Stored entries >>
########

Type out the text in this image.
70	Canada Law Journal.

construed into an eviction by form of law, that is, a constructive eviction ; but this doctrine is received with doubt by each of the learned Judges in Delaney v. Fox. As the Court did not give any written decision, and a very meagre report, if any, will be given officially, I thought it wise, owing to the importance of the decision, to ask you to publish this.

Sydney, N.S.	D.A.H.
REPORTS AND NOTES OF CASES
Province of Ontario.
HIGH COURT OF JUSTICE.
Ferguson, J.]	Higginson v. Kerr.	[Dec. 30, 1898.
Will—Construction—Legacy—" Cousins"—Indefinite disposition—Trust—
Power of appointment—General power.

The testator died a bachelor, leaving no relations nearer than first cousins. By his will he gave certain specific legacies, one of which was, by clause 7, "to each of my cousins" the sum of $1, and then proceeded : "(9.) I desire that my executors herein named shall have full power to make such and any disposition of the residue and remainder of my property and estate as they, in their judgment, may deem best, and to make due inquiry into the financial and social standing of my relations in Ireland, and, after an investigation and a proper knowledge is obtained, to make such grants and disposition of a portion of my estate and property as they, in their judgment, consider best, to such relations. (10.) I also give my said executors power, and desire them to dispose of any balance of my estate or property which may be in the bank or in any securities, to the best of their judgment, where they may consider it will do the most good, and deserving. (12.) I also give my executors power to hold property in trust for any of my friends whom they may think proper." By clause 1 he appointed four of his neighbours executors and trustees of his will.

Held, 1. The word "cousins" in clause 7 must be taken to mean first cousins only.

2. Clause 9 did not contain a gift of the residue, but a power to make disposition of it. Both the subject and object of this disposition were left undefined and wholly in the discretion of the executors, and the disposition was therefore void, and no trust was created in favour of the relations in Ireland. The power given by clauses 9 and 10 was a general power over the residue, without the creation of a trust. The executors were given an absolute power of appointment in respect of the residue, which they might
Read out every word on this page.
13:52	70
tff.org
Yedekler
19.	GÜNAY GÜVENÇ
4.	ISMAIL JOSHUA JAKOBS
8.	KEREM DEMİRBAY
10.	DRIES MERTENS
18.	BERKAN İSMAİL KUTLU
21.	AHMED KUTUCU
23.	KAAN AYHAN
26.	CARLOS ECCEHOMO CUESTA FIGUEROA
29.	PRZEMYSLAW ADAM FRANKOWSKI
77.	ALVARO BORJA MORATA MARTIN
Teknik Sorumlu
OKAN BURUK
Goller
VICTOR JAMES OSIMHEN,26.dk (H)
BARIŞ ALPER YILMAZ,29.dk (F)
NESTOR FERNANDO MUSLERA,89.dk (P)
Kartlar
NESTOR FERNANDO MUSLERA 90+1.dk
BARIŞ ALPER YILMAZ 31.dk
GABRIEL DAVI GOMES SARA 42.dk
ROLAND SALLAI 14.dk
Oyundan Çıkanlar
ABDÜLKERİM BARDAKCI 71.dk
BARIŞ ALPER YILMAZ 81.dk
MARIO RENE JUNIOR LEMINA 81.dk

########

Do this >> Write out the data again, exactly and in full.

Expected output >>
Type out the text in this image.
70	Canada Law Journal.

construed into an eviction by form of law, that is, a constructive eviction ; but this doctrine is received with doubt by each of the learned Judges in Delaney v. Fox. As the Court did not give any written decision, and a very meagre report, if any, will be given officially, I thought it wise, owing to the importance of the decision, to ask you to publish this.

Sydney, N.S.	D.A.H.
REPORTS AND NOTES OF CASES
Province of Ontario.
HIGH COURT OF JUSTICE.
Ferguson, J.]	Higginson v. Kerr.	[Dec. 30, 1898.
Will—Construction—Legacy—" Cousins"—Indefinite disposition—Trust—
Power of appointment—General power.

The testator died a bachelor, leaving no relations nearer than first cousins. By his will he gave certain specific legacies, one of which was, by clause 7, "to each of my cousins" the sum of $1, and then proceeded : "(9.) I desire that my executors herein named shall have full power to make such and any disposition of the residue and remainder of my property and estate as they, in their judgment, may deem best, and to make due inquiry into the financial and social standing of my relations in Ireland, and, after an investigation and a proper knowledge is obtained, to make such grants and disposition of a portion of my estate and property as they, in their judgment, consider best, to such relations. (10.) I also give my said executors power, and desire them to dispose of any balance of my estate or property which may be in the bank or in any securities, to the best of their judgment, where they may consider it will do the most good, and deserving. (12.) I also give my executors power to hold property in trust for any of my friends whom they may think proper." By clause 1 he appointed four of his neighbours executors and trustees of his will.

Held, 1. The word "cousins" in clause 7 must be taken to mean first cousins only.

2. Clause 9 did not contain a gift of the residue, but a power to make disposition of it. Both the subject and object of this disposition were left undefined and wholly in the discretion of the executors, and the disposition was therefore void, and no trust was created in favour of the relations in Ireland. The power given by clauses 9 and 10 was a general power over the residue, without the creation of a trust. The executors were given an absolute power of appointment in respect of the residue, which they might
Read out every word on this page.
13:52	70
tff.org
Yedekler
19.	GÜNAY GÜVENÇ
4.	ISMAIL JOSHUA JAKOBS
8.	KEREM DEMİRBAY
10.	DRIES MERTENS
18.	BERKAN İSMAİL KUTLU
21.	AHMED KUTUCU
23.	KAAN AYHAN
26.	CARLOS ECCEHOMO CUESTA FIGUEROA
29.	PRZEMYSLAW ADAM FRANKOWSKI
77.	ALVARO BORJA MORATA MARTIN
Teknik Sorumlu
OKAN BURUK
Goller
VICTOR JAMES OSIMHEN,26.dk (H)
BARIŞ ALPER YILMAZ,29.dk (F)
NESTOR FERNANDO MUSLERA,89.dk (P)
Kartlar
NESTOR FERNANDO MUSLERA 90+1.dk
BARIŞ ALPER YILMAZ 31.dk
GABRIEL DAVI GOMES SARA 42.dk
ROLAND SALLAI 14.dk
Oyundan Çıkanlar
ABDÜLKERİM BARDAKCI 71.dk
BARIŞ ALPER YILMAZ 81.dk
MARIO RENE JUNIOR LEMINA 81.dk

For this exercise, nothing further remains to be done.